# SHORT TASK 1:
In the Step Functions passage, what is the maximum number of concurrent iterations that the Inline Map State supports?
# SHORT TASK 2:
Please recast the entries, from their first line through the line containing "x-axis-title-c: 碰撞速度v₁₀/(mm·s⁻¹): [248, 1390, 498, 1420]" inclusive, as a Markdown table with the columns Position and Line, leaving out any blank lines.

[PROVIDED TEXT start]

If you’re new to JSONata or wish to learn more about its capabilities, you can refer to its documentation.
As part of this implementation, we use JSONata for transforming and querying data within the workflows. JSONata plays a crucial role in dynamically shaping input data for child workflows during execution. While we won’t dive deeply into JSONata here, it will be covered in the code walkthrough section where its usage becomes more apparent. If you're unfamiliar with JSONata, you can explore its documentation to learn more.
AWS Step Functions Map State: Inline vs. Distributed Processing
AWS Step Functions provides two processing modes for the Map state: Inline and Distributed. Each mode is designed for specific use cases, offering distinct advantages depending on the scale and concurrency needs of your workflow.
Inline Map State
The Inline Map State enables you to repeat a series of steps for each item in a collection, such as a JSON array, within the execution context of the parent workflow. This means that all iterations share the same execution history and logs, which are recorded alongside the parent workflow's history.
Key Features
- Concurrency Control: Inline Map State supports up to 40 concurrent iterations, configurable using the
MaxConcurrency
field. This allows you to balance parallel processing with resource constraints. - Unified Execution History: All iterations are logged within the parent workflow's execution history, making it easier to trace and debug workflows without switching contexts.
- Input Requirements: Inline mode accepts only a JSON array as input, making it ideal for workflows where data is structured as arrays.
Use Cases
Inline Map State is best suited for workflows that:
- Require limited concurrency (up to 40 parallel iterations).
- Need unified execution history for easier monitoring and debugging.
- Operate on smaller datasets or involve lightweight operations.
How It Works
The Inline Map State processes each item in the input array sequentially or in parallel (based on MaxConcurrency
) within the parent workflow’s execution context. This design is particularly useful for workflows where maintaining a single execution trace is critical or where scalability requirements are modest.

[PROVIDED TEXT end]
[MATERIAL FOR THIS TASK start]

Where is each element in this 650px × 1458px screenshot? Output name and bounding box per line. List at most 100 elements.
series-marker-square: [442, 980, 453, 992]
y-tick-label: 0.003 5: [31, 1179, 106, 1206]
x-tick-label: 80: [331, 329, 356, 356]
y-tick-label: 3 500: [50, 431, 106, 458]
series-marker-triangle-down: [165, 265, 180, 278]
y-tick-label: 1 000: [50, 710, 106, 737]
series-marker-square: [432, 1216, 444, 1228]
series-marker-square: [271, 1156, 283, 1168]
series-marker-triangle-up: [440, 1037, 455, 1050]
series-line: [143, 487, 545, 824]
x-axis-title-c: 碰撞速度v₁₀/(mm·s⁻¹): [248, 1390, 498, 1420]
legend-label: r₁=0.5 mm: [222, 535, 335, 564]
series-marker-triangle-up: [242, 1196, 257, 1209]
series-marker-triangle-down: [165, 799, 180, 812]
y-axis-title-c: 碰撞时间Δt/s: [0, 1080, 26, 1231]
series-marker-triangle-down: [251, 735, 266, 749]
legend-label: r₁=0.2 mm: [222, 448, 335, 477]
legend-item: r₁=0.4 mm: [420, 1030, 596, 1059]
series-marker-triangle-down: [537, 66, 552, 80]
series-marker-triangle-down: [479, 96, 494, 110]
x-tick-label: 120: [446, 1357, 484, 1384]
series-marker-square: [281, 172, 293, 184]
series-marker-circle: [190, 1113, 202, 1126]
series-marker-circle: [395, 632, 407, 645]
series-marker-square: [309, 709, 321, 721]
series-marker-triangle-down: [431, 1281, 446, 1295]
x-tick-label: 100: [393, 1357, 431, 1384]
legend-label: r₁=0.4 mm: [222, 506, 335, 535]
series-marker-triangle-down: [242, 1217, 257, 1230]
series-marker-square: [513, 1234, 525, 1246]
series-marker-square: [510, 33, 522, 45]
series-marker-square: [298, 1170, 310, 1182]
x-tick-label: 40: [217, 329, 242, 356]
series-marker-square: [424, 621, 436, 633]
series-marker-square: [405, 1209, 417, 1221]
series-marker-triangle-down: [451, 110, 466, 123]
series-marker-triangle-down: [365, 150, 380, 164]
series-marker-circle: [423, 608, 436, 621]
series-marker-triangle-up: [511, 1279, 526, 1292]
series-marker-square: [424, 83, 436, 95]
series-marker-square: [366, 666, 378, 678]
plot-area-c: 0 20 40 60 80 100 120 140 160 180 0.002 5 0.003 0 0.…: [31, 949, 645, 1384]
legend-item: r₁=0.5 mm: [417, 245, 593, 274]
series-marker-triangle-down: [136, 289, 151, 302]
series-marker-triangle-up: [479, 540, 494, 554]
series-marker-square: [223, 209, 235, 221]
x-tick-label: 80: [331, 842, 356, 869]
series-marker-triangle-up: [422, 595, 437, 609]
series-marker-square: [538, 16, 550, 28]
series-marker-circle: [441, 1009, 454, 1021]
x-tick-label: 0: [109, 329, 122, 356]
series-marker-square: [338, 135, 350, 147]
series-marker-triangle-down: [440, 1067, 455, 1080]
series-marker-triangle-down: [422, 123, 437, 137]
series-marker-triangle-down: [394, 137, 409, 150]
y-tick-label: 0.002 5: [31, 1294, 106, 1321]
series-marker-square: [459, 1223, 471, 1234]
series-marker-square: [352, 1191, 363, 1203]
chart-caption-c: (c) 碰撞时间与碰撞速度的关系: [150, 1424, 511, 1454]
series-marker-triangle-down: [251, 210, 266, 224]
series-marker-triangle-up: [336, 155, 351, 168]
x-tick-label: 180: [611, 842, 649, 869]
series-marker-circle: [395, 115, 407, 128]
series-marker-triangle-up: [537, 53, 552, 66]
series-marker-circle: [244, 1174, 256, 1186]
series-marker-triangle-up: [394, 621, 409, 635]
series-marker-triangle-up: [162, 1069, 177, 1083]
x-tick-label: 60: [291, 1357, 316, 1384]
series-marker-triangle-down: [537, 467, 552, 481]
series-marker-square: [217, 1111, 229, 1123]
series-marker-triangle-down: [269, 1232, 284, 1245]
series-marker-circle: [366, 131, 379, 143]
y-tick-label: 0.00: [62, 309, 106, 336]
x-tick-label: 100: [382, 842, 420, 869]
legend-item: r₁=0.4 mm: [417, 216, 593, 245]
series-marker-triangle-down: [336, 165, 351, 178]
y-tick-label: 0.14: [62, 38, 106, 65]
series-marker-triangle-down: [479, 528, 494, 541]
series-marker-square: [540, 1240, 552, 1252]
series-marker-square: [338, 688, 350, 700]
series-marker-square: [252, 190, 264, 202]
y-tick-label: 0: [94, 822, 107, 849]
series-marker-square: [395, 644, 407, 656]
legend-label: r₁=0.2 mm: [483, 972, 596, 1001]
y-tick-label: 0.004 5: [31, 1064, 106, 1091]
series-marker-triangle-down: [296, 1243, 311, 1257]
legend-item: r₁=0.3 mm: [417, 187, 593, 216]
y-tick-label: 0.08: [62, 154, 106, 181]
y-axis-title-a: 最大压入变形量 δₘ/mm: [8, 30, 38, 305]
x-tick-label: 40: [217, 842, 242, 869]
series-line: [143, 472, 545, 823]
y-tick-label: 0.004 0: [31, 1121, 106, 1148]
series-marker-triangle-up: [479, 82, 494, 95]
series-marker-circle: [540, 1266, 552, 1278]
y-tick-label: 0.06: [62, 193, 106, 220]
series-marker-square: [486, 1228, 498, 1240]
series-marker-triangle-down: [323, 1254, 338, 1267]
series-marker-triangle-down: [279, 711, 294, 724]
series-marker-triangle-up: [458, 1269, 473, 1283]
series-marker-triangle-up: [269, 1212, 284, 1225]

[MATERIAL FOR THIS TASK end]

# CORRECT ANSWER 1:
Up to 40 concurrent iterations.

# CORRECT ANSWER 2:
| Position | Line |
|---|---|
| 1 | Where is each element in this 650px × 1458px screenshot? Output name and bounding box per line. List at most 100 elements. |
| 2 | series-marker-square: [442, 980, 453, 992] |
| 3 | y-tick-label: 0.003 5: [31, 1179, 106, 1206] |
| 4 | x-tick-label: 80: [331, 329, 356, 356] |
| 5 | y-tick-label: 3 500: [50, 431, 106, 458] |
| 6 | series-marker-triangle-down: [165, 265, 180, 278] |
| 7 | y-tick-label: 1 000: [50, 710, 106, 737] |
| 8 | series-marker-square: [432, 1216, 444, 1228] |
| 9 | series-marker-square: [271, 1156, 283, 1168] |
| 10 | series-marker-triangle-up: [440, 1037, 455, 1050] |
| 11 | series-line: [143, 487, 545, 824] |
| 12 | x-axis-title-c: 碰撞速度v₁₀/(mm·s⁻¹): [248, 1390, 498, 1420] |